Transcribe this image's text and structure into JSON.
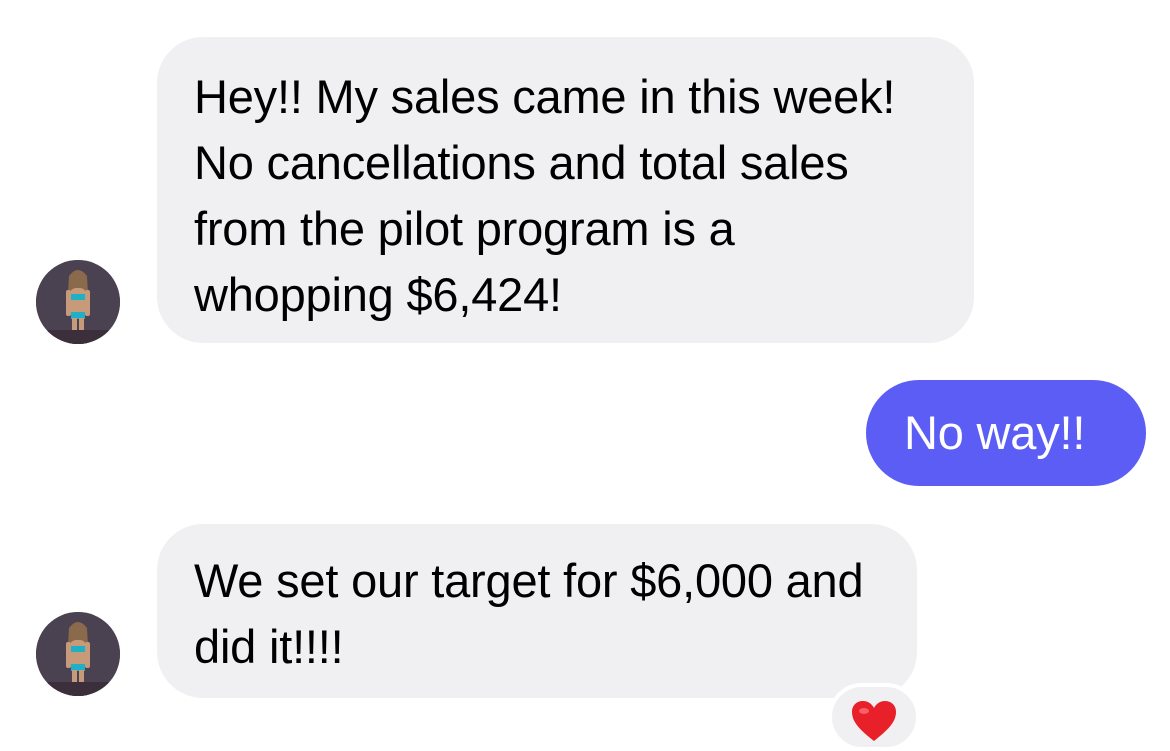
{
  "conversation": {
    "messages": [
      {
        "direction": "incoming",
        "text": "Hey!! My sales came in this week! No cancellations and total sales from the pilot program is a whopping $6,424!"
      },
      {
        "direction": "outgoing",
        "text": "No way!!"
      },
      {
        "direction": "incoming",
        "text": "We set our target for $6,000 and did it!!!!",
        "reaction": "heart-icon"
      }
    ]
  },
  "colors": {
    "incoming_bubble": "#f0f0f2",
    "outgoing_bubble": "#5b5df5",
    "incoming_text": "#000000",
    "outgoing_text": "#ffffff",
    "reaction_heart": "#e8202a"
  }
}
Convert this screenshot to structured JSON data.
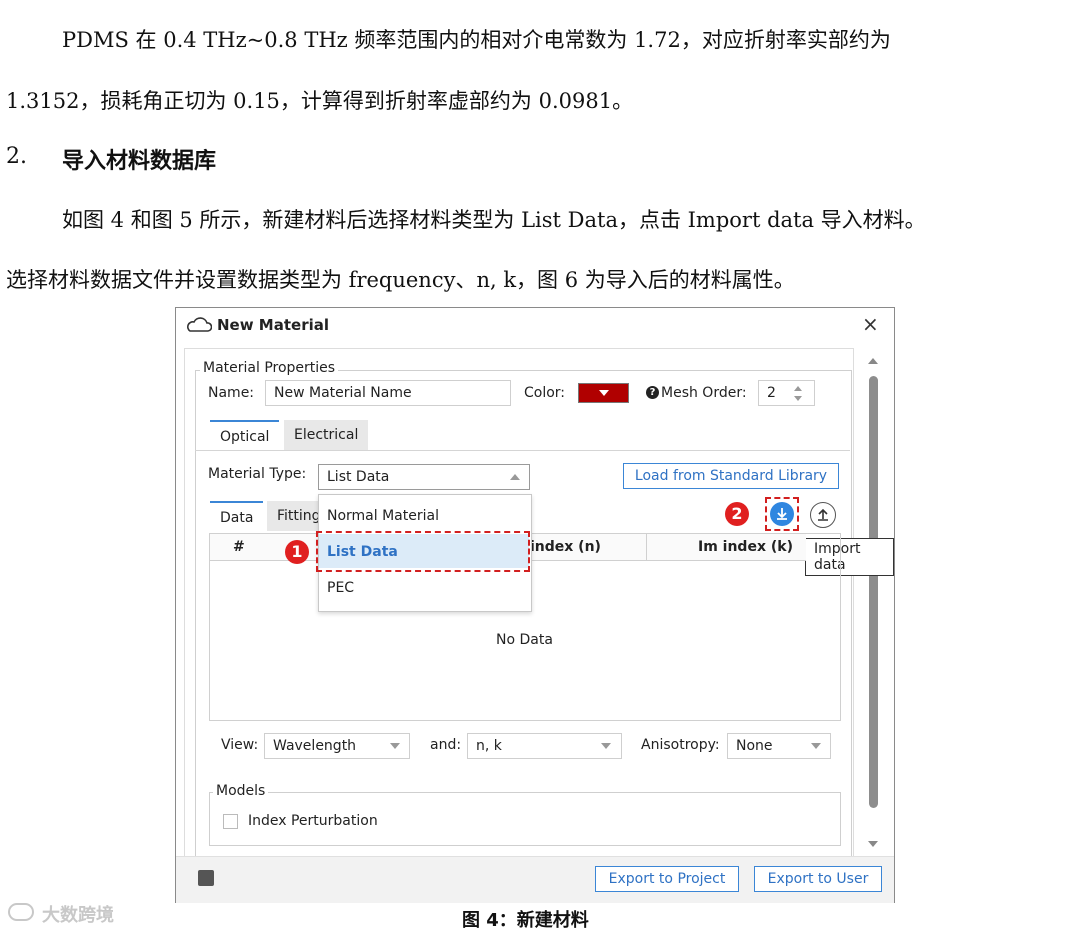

* WHAT YOU ARE ASKED TO DO:
Transcribe the records above exactly, leaving out every picture.

* REPLY TO THE EXERCISE:
Transcribe this image's text and structure into JSON.
{
  "conversation": {
    "messages": [
      {
        "direction": "incoming",
        "text": "Hey!! My sales came in this week! No cancellations and total sales from the pilot program is a whopping $6,424!"
      },
      {
        "direction": "outgoing",
        "text": "No way!!"
      },
      {
        "direction": "incoming",
        "text": "We set our target for $6,000 and did it!!!!",
        "reaction": "heart-icon"
      }
    ]
  },
  "colors": {
    "incoming_bubble": "#f0f0f2",
    "outgoing_bubble": "#5b5df5",
    "incoming_text": "#000000",
    "outgoing_text": "#ffffff",
    "reaction_heart": "#e8202a"
  }
}
Convert this screenshot to structured JSON data.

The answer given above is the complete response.